[Dataset records]
## begin

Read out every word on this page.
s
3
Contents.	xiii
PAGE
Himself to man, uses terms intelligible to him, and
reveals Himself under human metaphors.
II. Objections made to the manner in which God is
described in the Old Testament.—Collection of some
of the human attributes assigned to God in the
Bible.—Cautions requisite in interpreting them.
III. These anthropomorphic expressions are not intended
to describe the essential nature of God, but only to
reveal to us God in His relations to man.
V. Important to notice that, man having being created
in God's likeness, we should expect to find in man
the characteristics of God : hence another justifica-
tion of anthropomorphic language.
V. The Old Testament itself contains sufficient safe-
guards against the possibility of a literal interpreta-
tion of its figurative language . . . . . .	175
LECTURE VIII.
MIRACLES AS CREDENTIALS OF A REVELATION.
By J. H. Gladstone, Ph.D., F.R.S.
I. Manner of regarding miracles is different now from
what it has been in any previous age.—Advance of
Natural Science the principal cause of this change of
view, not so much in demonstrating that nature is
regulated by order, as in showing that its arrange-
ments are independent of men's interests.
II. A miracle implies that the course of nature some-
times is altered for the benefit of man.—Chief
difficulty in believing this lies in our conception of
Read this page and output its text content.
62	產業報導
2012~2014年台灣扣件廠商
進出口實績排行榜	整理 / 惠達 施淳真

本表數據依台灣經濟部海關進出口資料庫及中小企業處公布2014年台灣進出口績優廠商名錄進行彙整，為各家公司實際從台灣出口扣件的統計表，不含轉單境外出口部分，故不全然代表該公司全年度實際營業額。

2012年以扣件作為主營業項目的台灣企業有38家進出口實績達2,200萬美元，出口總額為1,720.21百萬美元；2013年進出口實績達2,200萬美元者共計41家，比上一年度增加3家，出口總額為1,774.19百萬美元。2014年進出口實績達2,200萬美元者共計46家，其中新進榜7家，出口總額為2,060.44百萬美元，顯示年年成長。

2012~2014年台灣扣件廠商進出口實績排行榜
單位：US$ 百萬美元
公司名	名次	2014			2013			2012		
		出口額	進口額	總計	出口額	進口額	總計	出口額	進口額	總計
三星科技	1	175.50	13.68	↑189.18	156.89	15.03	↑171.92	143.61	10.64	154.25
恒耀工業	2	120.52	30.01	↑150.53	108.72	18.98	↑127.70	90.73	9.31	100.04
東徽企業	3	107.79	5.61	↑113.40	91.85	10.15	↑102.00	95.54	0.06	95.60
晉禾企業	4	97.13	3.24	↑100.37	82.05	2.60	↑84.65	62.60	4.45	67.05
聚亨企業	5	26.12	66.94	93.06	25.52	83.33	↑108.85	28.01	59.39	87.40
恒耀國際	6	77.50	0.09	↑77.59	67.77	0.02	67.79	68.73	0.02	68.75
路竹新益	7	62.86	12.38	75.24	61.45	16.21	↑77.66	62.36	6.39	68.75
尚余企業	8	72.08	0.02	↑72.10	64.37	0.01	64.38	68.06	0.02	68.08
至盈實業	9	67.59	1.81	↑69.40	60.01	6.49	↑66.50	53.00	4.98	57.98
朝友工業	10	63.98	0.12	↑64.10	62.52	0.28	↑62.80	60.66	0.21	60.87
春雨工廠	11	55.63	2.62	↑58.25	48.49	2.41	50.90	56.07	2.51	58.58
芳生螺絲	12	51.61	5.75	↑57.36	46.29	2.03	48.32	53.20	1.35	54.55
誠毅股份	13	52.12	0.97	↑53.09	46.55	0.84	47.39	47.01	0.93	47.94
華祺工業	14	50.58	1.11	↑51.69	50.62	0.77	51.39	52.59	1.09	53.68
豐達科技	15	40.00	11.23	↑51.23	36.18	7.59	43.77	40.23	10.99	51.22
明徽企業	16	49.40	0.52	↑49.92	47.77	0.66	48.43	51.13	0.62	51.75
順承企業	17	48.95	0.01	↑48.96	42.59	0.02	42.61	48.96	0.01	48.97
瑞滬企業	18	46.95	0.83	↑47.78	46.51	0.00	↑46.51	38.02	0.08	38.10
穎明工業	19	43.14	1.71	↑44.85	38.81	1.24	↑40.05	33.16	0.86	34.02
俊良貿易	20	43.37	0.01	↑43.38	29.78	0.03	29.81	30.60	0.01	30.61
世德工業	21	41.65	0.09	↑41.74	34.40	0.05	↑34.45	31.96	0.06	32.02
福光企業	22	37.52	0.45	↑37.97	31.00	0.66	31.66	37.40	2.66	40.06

## end

— Set exercise —
In the records above, locate every line with the string "that" and copy it.

— Exercise solution —
V. Important to notice that, man having being created
view, not so much in demonstrating that nature is
regulated by order, as in showing that its arrange-
II. A miracle implies that the course of nature some-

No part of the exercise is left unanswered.